__Exercise aim__
Please repeat the lines below character for character, leaving out the pictures.

__Data for this task__

|---|

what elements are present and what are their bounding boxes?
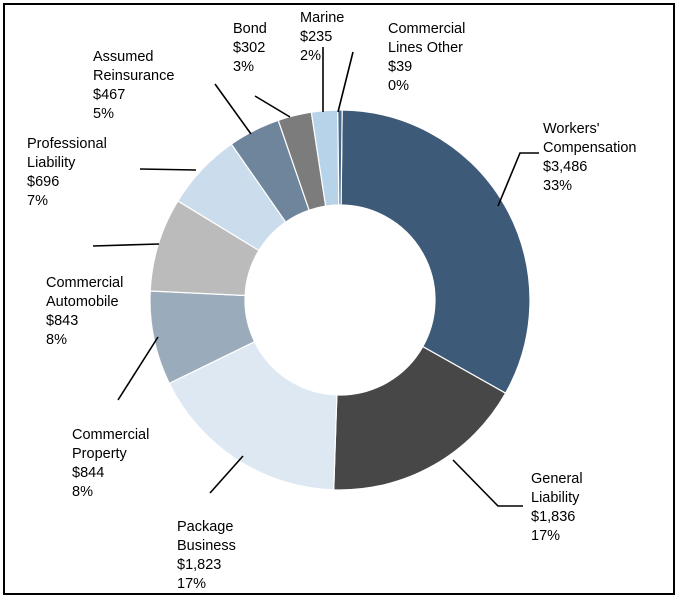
slice-label: Bond $302 3% [233, 21, 267, 75]
leader-lines [92, 47, 539, 507]
label-category: Assumed [93, 49, 153, 65]
label-value: $467 [93, 87, 125, 103]
label-value: $844 [72, 465, 104, 481]
label-percent: 0% [388, 78, 409, 94]
label-value: $235 [300, 29, 332, 45]
label-value: $3,486 [543, 159, 587, 175]
slice-general-liability [333, 345, 507, 491]
label-category: Liability [531, 490, 580, 506]
leader-line [117, 336, 159, 401]
label-percent: 2% [300, 48, 321, 64]
label-category: Business [177, 538, 236, 554]
label-category: Workers' [543, 121, 600, 137]
label-value: $1,836 [531, 509, 575, 525]
label-value: $39 [388, 59, 412, 75]
leader-line [139, 168, 197, 171]
label-percent: 5% [93, 106, 114, 122]
label-percent: 17% [531, 528, 560, 544]
slice-label: Commercial Property $844 8% [72, 427, 149, 500]
slice-label: Commercial Lines Other $39 0% [388, 21, 465, 94]
slice-label: General Liability $1,836 17% [531, 471, 583, 544]
slice-label: Marine $235 2% [300, 10, 344, 64]
slice-label: Assumed Reinsurance $467 5% [93, 49, 174, 122]
label-percent: 8% [46, 332, 67, 348]
leader-line [452, 459, 523, 507]
label-category: Bond [233, 21, 267, 37]
leader-line [254, 95, 291, 118]
slice-label: Commercial Automobile $843 8% [46, 275, 123, 348]
label-value: $696 [27, 174, 59, 190]
slice-labels: Workers' Compensation $3,486 33% General Liab… [27, 10, 637, 592]
leader-line [497, 152, 539, 207]
leader-line [92, 243, 160, 247]
donut-slices [149, 109, 531, 491]
leader-line [209, 455, 244, 494]
leader-line [337, 51, 354, 113]
label-percent: 7% [27, 193, 48, 209]
label-category: Package [177, 519, 233, 535]
label-category: Marine [300, 10, 344, 26]
label-category: Lines Other [388, 40, 463, 56]
slice-package-business [168, 340, 338, 491]
label-category: Property [72, 446, 128, 462]
label-category: Commercial [72, 427, 149, 443]
slice-workers-compensation [340, 109, 531, 394]
label-percent: 17% [177, 576, 206, 592]
slice-label: Workers' Compensation $3,486 33% [543, 121, 637, 194]
slice-label: Package Business $1,823 17% [177, 519, 236, 592]
label-percent: 33% [543, 178, 572, 194]
slice-label: Professional Liability $696 7% [27, 136, 107, 209]
label-category: Commercial [388, 21, 465, 37]
label-category: Commercial [46, 275, 123, 291]
label-value: $843 [46, 313, 78, 329]
label-category: Compensation [543, 140, 637, 156]
chart-frame [3, 3, 675, 595]
label-category: Liability [27, 155, 76, 171]
leader-line [214, 83, 252, 135]
slice-commercial-lines-other [337, 109, 343, 206]
label-percent: 3% [233, 59, 254, 75]
label-category: Automobile [46, 294, 119, 310]
label-percent: 8% [72, 484, 93, 500]
label-value: $1,823 [177, 557, 221, 573]
label-category: Reinsurance [93, 68, 174, 84]
label-value: $302 [233, 40, 265, 56]
label-category: Professional [27, 136, 107, 152]
label-category: General [531, 471, 583, 487]
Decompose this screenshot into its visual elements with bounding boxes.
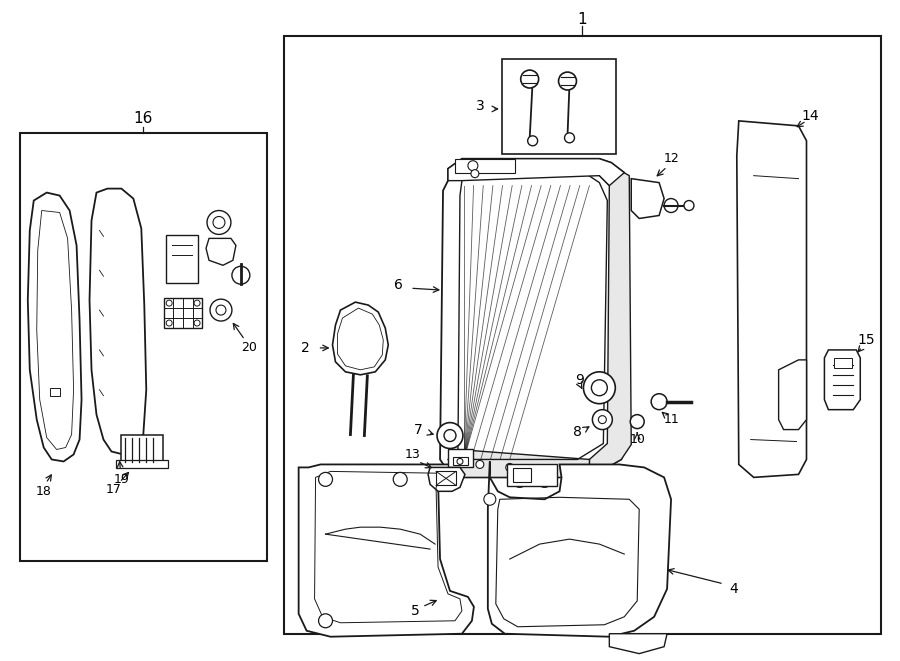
Polygon shape [824,350,860,410]
Bar [164,298,202,328]
Circle shape [166,320,172,326]
Text: 17: 17 [105,483,122,496]
Polygon shape [89,188,147,455]
Polygon shape [206,239,236,265]
Text: 13: 13 [404,448,420,461]
Text: 6: 6 [394,278,402,292]
Bar [284,36,881,634]
Text: 15: 15 [858,333,875,347]
Text: 9: 9 [575,373,584,387]
Text: 20: 20 [241,342,256,354]
Bar [436,471,456,485]
Polygon shape [28,192,82,461]
Text: 11: 11 [663,413,679,426]
Circle shape [457,459,463,465]
Polygon shape [488,461,671,637]
Circle shape [564,133,574,143]
Circle shape [319,473,332,486]
Text: 12: 12 [663,152,679,165]
Circle shape [232,266,250,284]
Text: 5: 5 [410,603,419,618]
Polygon shape [590,159,631,477]
Circle shape [512,471,527,487]
Polygon shape [448,159,625,186]
Circle shape [166,300,172,306]
Text: 8: 8 [573,424,582,438]
Circle shape [527,136,537,146]
Bar [20,133,266,561]
Circle shape [194,300,200,306]
Bar [502,59,616,154]
Circle shape [652,394,667,410]
Circle shape [210,299,232,321]
Text: 2: 2 [302,341,310,355]
Circle shape [319,614,332,628]
Bar [834,358,852,368]
Bar [455,159,515,173]
Text: 3: 3 [475,99,484,113]
Polygon shape [737,121,806,477]
Text: 18: 18 [36,485,51,498]
Circle shape [444,430,456,442]
Polygon shape [631,178,664,219]
Circle shape [684,200,694,210]
Bar [116,461,168,469]
Polygon shape [332,302,388,375]
Circle shape [476,461,484,469]
Text: 10: 10 [629,433,645,446]
Polygon shape [428,467,465,491]
Circle shape [598,416,607,424]
Text: 1: 1 [578,12,588,27]
Text: 4: 4 [729,582,738,596]
Text: 16: 16 [133,112,153,126]
Bar [513,469,531,483]
Circle shape [592,410,612,430]
Circle shape [664,198,678,212]
Bar [453,457,468,465]
Circle shape [393,473,407,486]
Circle shape [471,170,479,178]
Bar [50,388,59,396]
Text: 14: 14 [802,109,819,123]
Circle shape [207,210,231,235]
Polygon shape [778,360,806,430]
Bar [507,465,556,486]
Circle shape [559,72,577,90]
Circle shape [216,305,226,315]
Bar [448,449,472,467]
Bar [166,235,198,283]
Circle shape [630,414,644,428]
Circle shape [213,217,225,229]
Circle shape [536,471,553,487]
Circle shape [194,320,200,326]
Bar [122,434,163,467]
Circle shape [506,463,514,471]
Circle shape [583,372,616,404]
Circle shape [591,380,608,396]
Polygon shape [299,465,474,637]
Circle shape [468,161,478,171]
Circle shape [484,493,496,505]
Polygon shape [440,159,629,477]
Circle shape [521,70,538,88]
Text: 19: 19 [113,473,130,486]
Polygon shape [448,449,590,477]
Polygon shape [609,634,667,654]
Circle shape [437,422,463,449]
Text: 7: 7 [414,422,422,436]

|---|

__Output of the task__
what elements are present and what are their bounding boxes?
slice-label: Bond $302 3% [233, 21, 267, 75]
leader-lines [92, 47, 539, 507]
label-category: Assumed [93, 49, 153, 65]
label-value: $467 [93, 87, 125, 103]
label-value: $844 [72, 465, 104, 481]
label-percent: 0% [388, 78, 409, 94]
label-value: $235 [300, 29, 332, 45]
label-value: $3,486 [543, 159, 587, 175]
slice-general-liability [333, 345, 507, 491]
label-category: Liability [531, 490, 580, 506]
leader-line [117, 336, 159, 401]
label-percent: 2% [300, 48, 321, 64]
label-category: Business [177, 538, 236, 554]
label-category: Workers' [543, 121, 600, 137]
label-value: $1,836 [531, 509, 575, 525]
label-value: $39 [388, 59, 412, 75]
leader-line [139, 168, 197, 171]
label-percent: 5% [93, 106, 114, 122]
label-percent: 17% [531, 528, 560, 544]
slice-label: Commercial Property $844 8% [72, 427, 149, 500]
slice-label: Commercial Lines Other $39 0% [388, 21, 465, 94]
slice-label: General Liability $1,836 17% [531, 471, 583, 544]
slice-label: Marine $235 2% [300, 10, 344, 64]
slice-label: Assumed Reinsurance $467 5% [93, 49, 174, 122]
label-percent: 8% [46, 332, 67, 348]
leader-line [452, 459, 523, 507]
label-category: Bond [233, 21, 267, 37]
leader-line [254, 95, 291, 118]
slice-label: Commercial Automobile $843 8% [46, 275, 123, 348]
label-value: $696 [27, 174, 59, 190]
slice-labels: Workers' Compensation $3,486 33% General Liab… [27, 10, 637, 592]
leader-line [497, 152, 539, 207]
leader-line [92, 243, 160, 247]
donut-slices [149, 109, 531, 491]
leader-line [209, 455, 244, 494]
leader-line [337, 51, 354, 113]
label-percent: 7% [27, 193, 48, 209]
label-category: Package [177, 519, 233, 535]
label-category: Marine [300, 10, 344, 26]
label-category: Lines Other [388, 40, 463, 56]
slice-package-business [168, 340, 338, 491]
label-category: Property [72, 446, 128, 462]
label-category: Commercial [72, 427, 149, 443]
slice-workers-compensation [340, 109, 531, 394]
label-percent: 17% [177, 576, 206, 592]
slice-label: Workers' Compensation $3,486 33% [543, 121, 637, 194]
slice-label: Package Business $1,823 17% [177, 519, 236, 592]
label-percent: 33% [543, 178, 572, 194]
slice-label: Professional Liability $696 7% [27, 136, 107, 209]
label-category: Commercial [388, 21, 465, 37]
label-category: Commercial [46, 275, 123, 291]
label-value: $843 [46, 313, 78, 329]
label-category: Compensation [543, 140, 637, 156]
chart-frame [3, 3, 675, 595]
label-category: Liability [27, 155, 76, 171]
leader-line [214, 83, 252, 135]
slice-commercial-lines-other [337, 109, 343, 206]
label-percent: 3% [233, 59, 254, 75]
label-category: Automobile [46, 294, 119, 310]
label-percent: 8% [72, 484, 93, 500]
label-value: $1,823 [177, 557, 221, 573]
label-category: Reinsurance [93, 68, 174, 84]
label-value: $302 [233, 40, 265, 56]
label-category: Professional [27, 136, 107, 152]
label-category: General [531, 471, 583, 487]
Decompose this screenshot into its visual elements with bounding boxes.
Polygon shape [824,350,860,410]
Bar [164,298,202,328]
Circle shape [166,320,172,326]
Text: 17: 17 [105,483,122,496]
Polygon shape [89,188,147,455]
Polygon shape [206,239,236,265]
Text: 13: 13 [404,448,420,461]
Text: 6: 6 [394,278,402,292]
Bar [284,36,881,634]
Text: 15: 15 [858,333,875,347]
Text: 9: 9 [575,373,584,387]
Text: 20: 20 [241,342,256,354]
Bar [436,471,456,485]
Polygon shape [28,192,82,461]
Text: 11: 11 [663,413,679,426]
Circle shape [457,459,463,465]
Polygon shape [488,461,671,637]
Circle shape [564,133,574,143]
Circle shape [319,473,332,486]
Text: 12: 12 [663,152,679,165]
Circle shape [232,266,250,284]
Text: 5: 5 [410,603,419,618]
Polygon shape [590,159,631,477]
Circle shape [512,471,527,487]
Polygon shape [448,159,625,186]
Circle shape [166,300,172,306]
Text: 8: 8 [573,424,582,438]
Circle shape [527,136,537,146]
Bar [20,133,266,561]
Circle shape [194,300,200,306]
Bar [502,59,616,154]
Circle shape [652,394,667,410]
Circle shape [210,299,232,321]
Text: 2: 2 [302,341,310,355]
Circle shape [319,614,332,628]
Bar [834,358,852,368]
Bar [455,159,515,173]
Text: 3: 3 [475,99,484,113]
Polygon shape [737,121,806,477]
Text: 18: 18 [36,485,51,498]
Circle shape [444,430,456,442]
Polygon shape [631,178,664,219]
Circle shape [684,200,694,210]
Bar [116,461,168,469]
Polygon shape [332,302,388,375]
Circle shape [476,461,484,469]
Text: 10: 10 [629,433,645,446]
Polygon shape [428,467,465,491]
Circle shape [598,416,607,424]
Text: 1: 1 [578,12,588,27]
Text: 4: 4 [729,582,738,596]
Text: 16: 16 [133,112,153,126]
Bar [513,469,531,483]
Circle shape [592,410,612,430]
Circle shape [664,198,678,212]
Bar [453,457,468,465]
Circle shape [393,473,407,486]
Circle shape [471,170,479,178]
Bar [50,388,59,396]
Text: 14: 14 [802,109,819,123]
Circle shape [207,210,231,235]
Polygon shape [778,360,806,430]
Bar [507,465,556,486]
Circle shape [559,72,577,90]
Circle shape [216,305,226,315]
Bar [448,449,472,467]
Bar [166,235,198,283]
Circle shape [630,414,644,428]
Circle shape [213,217,225,229]
Circle shape [536,471,553,487]
Circle shape [194,320,200,326]
Bar [122,434,163,467]
Circle shape [506,463,514,471]
Circle shape [583,372,616,404]
Circle shape [591,380,608,396]
Polygon shape [299,465,474,637]
Circle shape [468,161,478,171]
Circle shape [484,493,496,505]
Polygon shape [440,159,629,477]
Circle shape [521,70,538,88]
Text: 19: 19 [113,473,130,486]
Polygon shape [448,449,590,477]
Polygon shape [609,634,667,654]
Circle shape [437,422,463,449]
Text: 7: 7 [414,422,422,436]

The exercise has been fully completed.